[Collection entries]
/---

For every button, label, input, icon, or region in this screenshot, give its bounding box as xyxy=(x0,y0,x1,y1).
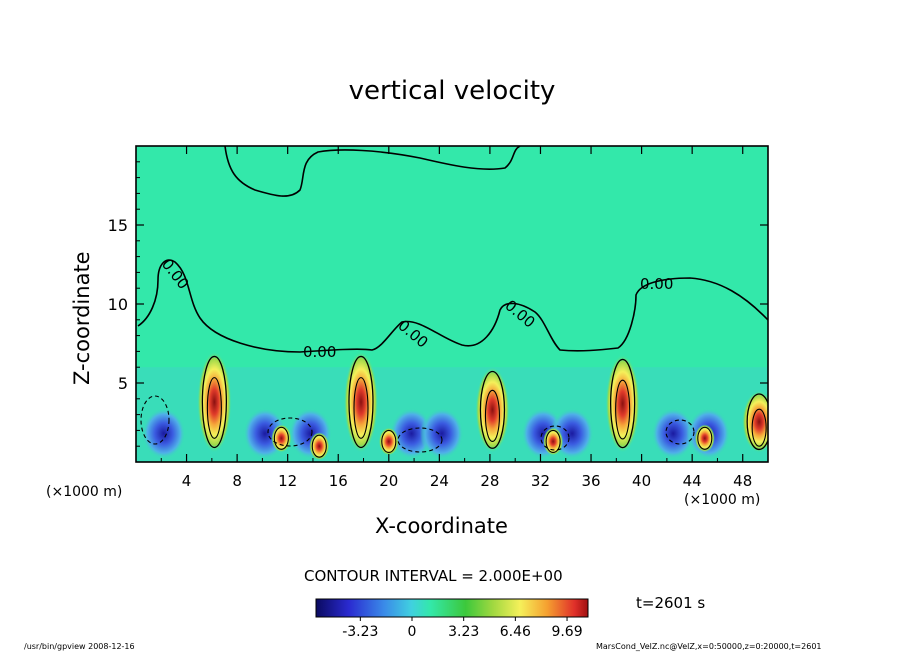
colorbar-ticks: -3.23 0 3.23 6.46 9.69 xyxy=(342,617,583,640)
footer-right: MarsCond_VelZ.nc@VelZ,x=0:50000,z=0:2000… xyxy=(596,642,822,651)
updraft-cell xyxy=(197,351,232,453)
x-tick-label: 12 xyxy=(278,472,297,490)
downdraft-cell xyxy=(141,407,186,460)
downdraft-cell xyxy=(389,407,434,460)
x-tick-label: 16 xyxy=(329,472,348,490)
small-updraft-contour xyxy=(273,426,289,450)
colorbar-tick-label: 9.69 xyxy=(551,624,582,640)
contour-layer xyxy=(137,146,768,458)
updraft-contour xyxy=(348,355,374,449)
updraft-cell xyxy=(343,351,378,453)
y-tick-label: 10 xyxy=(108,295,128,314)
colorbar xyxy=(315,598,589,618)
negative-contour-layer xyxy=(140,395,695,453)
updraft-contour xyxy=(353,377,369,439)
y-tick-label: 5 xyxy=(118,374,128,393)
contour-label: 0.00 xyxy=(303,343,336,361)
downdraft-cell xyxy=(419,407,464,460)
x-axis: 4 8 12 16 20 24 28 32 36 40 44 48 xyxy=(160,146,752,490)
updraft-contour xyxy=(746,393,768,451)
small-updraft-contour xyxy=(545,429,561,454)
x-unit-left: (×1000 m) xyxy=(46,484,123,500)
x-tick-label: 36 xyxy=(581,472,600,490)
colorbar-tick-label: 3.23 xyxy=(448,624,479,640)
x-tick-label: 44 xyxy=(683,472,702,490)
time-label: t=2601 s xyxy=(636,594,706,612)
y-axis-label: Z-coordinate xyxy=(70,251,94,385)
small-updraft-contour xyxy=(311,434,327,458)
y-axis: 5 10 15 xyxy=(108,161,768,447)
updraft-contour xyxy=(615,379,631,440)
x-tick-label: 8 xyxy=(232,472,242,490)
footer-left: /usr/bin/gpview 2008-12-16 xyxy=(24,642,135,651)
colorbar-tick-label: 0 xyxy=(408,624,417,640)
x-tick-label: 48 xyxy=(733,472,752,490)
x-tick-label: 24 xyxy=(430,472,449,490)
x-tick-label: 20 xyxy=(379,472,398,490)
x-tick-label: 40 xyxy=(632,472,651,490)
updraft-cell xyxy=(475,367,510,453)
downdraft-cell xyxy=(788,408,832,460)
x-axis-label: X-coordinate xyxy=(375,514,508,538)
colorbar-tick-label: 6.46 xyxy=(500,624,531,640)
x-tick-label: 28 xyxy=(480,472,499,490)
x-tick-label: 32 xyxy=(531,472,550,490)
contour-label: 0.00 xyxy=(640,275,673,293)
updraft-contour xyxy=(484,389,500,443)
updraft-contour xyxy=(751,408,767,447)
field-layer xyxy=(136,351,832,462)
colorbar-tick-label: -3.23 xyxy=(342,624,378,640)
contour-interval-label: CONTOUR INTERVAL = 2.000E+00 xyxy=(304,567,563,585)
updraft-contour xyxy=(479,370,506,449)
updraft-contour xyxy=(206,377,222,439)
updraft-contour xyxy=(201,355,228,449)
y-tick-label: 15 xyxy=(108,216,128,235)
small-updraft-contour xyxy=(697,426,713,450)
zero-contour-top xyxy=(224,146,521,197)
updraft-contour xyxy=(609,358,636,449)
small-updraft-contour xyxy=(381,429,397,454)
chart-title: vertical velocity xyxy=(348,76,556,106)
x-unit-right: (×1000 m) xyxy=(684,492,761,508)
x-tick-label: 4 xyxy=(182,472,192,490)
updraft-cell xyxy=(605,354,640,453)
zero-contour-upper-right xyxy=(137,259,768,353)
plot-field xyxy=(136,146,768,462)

\---
/---

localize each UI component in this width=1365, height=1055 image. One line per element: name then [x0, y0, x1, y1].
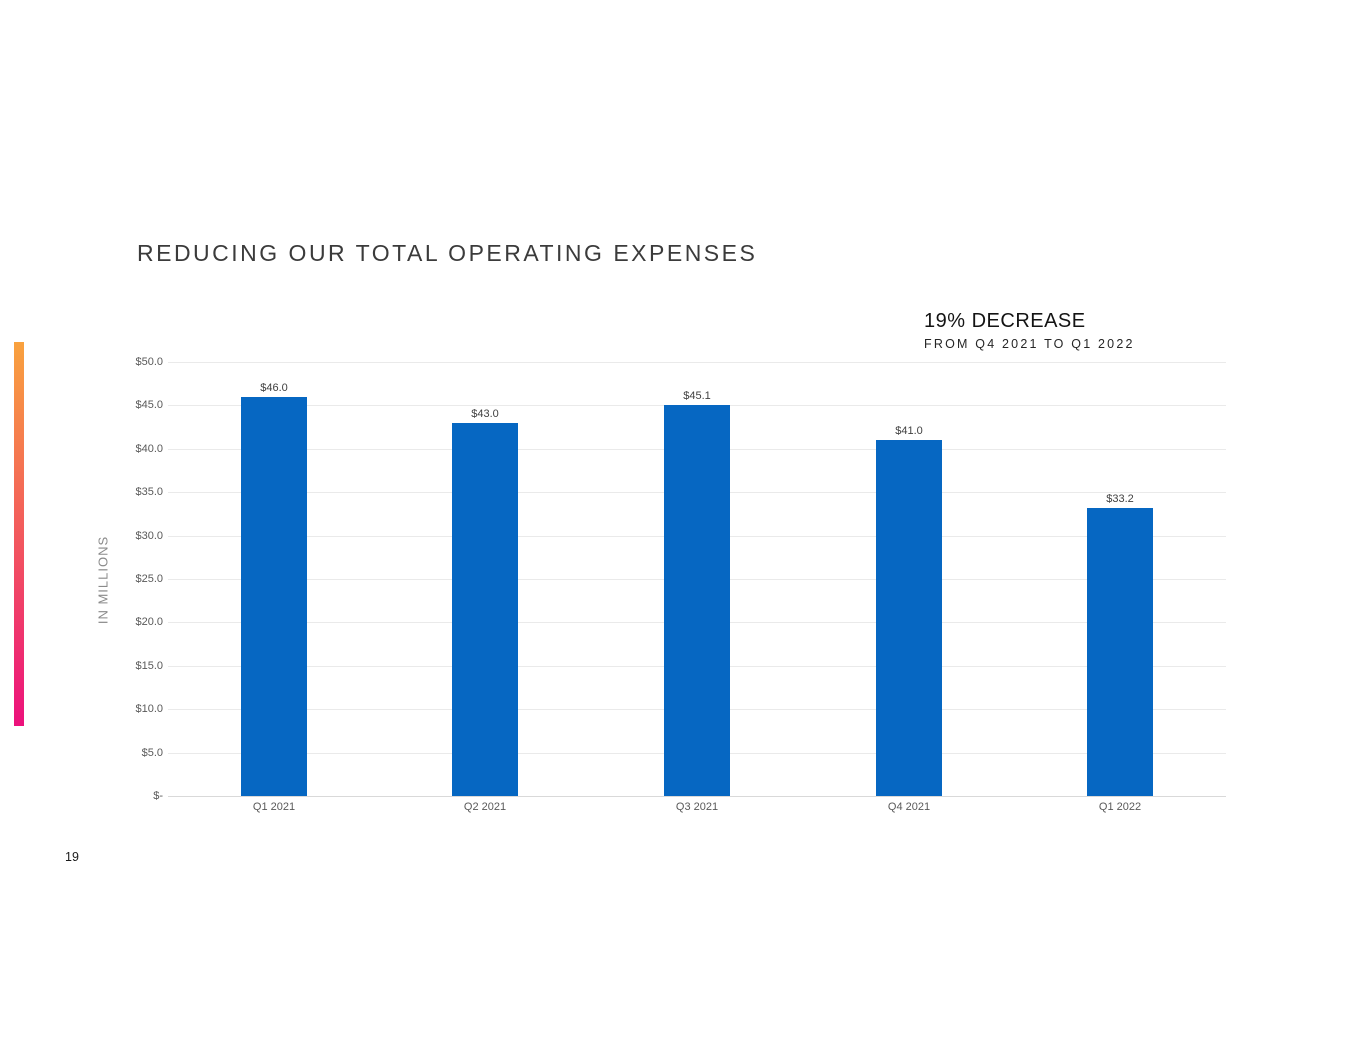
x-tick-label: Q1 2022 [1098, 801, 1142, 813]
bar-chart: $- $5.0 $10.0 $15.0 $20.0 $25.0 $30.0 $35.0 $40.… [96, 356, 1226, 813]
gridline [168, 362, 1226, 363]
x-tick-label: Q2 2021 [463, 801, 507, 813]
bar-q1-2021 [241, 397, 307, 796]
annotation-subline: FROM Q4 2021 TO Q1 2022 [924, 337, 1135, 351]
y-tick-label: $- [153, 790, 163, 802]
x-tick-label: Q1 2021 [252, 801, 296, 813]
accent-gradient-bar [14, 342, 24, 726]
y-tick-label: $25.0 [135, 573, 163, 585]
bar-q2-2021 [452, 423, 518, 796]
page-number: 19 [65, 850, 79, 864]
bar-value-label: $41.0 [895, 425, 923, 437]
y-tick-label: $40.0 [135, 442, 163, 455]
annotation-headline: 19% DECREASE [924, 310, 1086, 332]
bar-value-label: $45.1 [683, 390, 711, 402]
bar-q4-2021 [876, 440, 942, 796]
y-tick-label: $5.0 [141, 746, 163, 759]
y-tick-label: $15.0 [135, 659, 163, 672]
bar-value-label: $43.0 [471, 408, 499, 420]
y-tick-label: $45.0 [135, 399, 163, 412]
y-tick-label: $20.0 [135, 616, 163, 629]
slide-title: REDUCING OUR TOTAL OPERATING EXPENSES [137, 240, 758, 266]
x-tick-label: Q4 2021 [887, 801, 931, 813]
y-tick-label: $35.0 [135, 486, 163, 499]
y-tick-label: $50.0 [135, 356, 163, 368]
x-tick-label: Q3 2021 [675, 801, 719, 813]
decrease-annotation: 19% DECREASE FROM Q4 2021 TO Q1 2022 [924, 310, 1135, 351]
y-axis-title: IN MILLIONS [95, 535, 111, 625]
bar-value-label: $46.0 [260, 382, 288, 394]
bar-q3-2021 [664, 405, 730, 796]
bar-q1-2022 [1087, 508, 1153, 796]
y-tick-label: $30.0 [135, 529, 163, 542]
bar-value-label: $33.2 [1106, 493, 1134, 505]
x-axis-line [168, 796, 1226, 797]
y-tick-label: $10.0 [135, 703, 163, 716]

\---

◆ REQUEST ◆
Copy everything from the line containing "x-tick-label: Q1 2022 [1098, 801, 1142, 813]" down to the line containing "y-tick-label: $10.0 [135, 703, 163, 716]", including both of those lines, with no changes.

◆ RESULT OF THIS EXERCISE ◆
x-tick-label: Q1 2022 [1098, 801, 1142, 813]
bar-chart: $- $5.0 $10.0 $15.0 $20.0 $25.0 $30.0 $35.0 $40.… [96, 356, 1226, 813]
gridline [168, 362, 1226, 363]
x-tick-label: Q2 2021 [463, 801, 507, 813]
bar-q1-2021 [241, 397, 307, 796]
annotation-subline: FROM Q4 2021 TO Q1 2022 [924, 337, 1135, 351]
y-tick-label: $- [153, 790, 163, 802]
x-tick-label: Q1 2021 [252, 801, 296, 813]
accent-gradient-bar [14, 342, 24, 726]
y-tick-label: $25.0 [135, 573, 163, 585]
bar-q2-2021 [452, 423, 518, 796]
page-number: 19 [65, 850, 79, 864]
bar-value-label: $41.0 [895, 425, 923, 437]
y-tick-label: $40.0 [135, 442, 163, 455]
annotation-headline: 19% DECREASE [924, 310, 1086, 332]
bar-value-label: $45.1 [683, 390, 711, 402]
bar-q4-2021 [876, 440, 942, 796]
y-tick-label: $5.0 [141, 746, 163, 759]
y-tick-label: $15.0 [135, 659, 163, 672]
bar-value-label: $43.0 [471, 408, 499, 420]
y-tick-label: $45.0 [135, 399, 163, 412]
y-tick-label: $20.0 [135, 616, 163, 629]
slide-title: REDUCING OUR TOTAL OPERATING EXPENSES [137, 240, 758, 266]
x-tick-label: Q4 2021 [887, 801, 931, 813]
y-tick-label: $35.0 [135, 486, 163, 499]
y-tick-label: $50.0 [135, 356, 163, 368]
x-tick-label: Q3 2021 [675, 801, 719, 813]
decrease-annotation: 19% DECREASE FROM Q4 2021 TO Q1 2022 [924, 310, 1135, 351]
y-axis-title: IN MILLIONS [95, 535, 111, 625]
bar-value-label: $46.0 [260, 382, 288, 394]
bar-q3-2021 [664, 405, 730, 796]
bar-q1-2022 [1087, 508, 1153, 796]
y-tick-label: $30.0 [135, 529, 163, 542]
bar-value-label: $33.2 [1106, 493, 1134, 505]
x-axis-line [168, 796, 1226, 797]
y-tick-label: $10.0 [135, 703, 163, 716]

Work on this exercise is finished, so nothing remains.